--- Exercise description ---
Return each line of the records holding the string "partner".

[Start]

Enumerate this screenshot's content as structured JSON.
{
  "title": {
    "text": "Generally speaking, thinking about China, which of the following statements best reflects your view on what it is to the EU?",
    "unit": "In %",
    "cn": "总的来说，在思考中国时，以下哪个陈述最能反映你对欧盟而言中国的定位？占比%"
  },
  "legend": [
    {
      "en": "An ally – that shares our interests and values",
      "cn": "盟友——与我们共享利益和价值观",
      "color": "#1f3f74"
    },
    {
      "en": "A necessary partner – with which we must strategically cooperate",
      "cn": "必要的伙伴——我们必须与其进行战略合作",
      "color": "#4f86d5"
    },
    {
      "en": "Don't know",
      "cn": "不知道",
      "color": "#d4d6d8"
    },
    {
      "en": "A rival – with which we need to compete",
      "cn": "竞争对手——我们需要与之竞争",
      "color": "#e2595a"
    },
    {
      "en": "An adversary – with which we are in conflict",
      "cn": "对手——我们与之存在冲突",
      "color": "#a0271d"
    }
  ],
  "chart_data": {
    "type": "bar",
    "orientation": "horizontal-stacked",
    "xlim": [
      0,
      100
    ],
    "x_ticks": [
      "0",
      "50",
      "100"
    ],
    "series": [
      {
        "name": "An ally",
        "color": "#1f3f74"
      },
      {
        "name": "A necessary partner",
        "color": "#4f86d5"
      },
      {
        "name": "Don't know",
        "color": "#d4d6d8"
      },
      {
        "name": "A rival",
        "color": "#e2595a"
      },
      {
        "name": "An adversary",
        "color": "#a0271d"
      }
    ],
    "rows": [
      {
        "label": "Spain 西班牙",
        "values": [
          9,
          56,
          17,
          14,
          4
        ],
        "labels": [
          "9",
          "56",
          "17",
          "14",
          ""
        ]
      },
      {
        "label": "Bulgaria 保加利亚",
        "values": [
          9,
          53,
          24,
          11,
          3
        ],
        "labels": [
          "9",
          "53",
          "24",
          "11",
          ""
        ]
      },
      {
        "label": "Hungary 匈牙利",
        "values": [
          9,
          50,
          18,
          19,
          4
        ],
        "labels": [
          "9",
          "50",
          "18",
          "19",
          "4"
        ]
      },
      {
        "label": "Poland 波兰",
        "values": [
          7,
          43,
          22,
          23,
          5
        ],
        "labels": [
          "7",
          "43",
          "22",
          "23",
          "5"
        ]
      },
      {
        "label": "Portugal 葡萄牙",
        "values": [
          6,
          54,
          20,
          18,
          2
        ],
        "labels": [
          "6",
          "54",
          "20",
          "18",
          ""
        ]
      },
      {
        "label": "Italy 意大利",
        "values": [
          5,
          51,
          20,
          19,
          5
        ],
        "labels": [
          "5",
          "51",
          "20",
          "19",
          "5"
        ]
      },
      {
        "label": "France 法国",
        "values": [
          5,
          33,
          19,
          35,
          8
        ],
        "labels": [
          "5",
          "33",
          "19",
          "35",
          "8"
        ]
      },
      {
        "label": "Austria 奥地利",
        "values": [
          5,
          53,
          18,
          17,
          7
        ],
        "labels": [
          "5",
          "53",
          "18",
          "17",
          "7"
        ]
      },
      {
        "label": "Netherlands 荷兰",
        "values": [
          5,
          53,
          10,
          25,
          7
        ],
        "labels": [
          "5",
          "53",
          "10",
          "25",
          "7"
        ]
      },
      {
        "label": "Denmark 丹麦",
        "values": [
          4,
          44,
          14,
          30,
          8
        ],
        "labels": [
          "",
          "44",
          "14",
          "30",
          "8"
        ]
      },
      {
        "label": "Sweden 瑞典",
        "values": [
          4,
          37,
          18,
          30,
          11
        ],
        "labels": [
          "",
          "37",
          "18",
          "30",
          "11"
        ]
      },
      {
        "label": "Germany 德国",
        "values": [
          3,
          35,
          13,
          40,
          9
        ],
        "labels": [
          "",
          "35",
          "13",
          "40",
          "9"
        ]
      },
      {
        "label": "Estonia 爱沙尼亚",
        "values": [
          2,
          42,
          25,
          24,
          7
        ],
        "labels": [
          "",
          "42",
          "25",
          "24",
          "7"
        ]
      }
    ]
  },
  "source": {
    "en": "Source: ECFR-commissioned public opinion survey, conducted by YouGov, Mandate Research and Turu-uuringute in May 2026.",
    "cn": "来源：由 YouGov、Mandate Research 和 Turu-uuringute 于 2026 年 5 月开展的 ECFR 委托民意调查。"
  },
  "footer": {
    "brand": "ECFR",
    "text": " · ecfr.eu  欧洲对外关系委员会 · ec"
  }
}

[End]

--- Solution for this exercise ---
      "en": "A necessary partner – with which we must strategically cooperate",
        "name": "A necessary partner",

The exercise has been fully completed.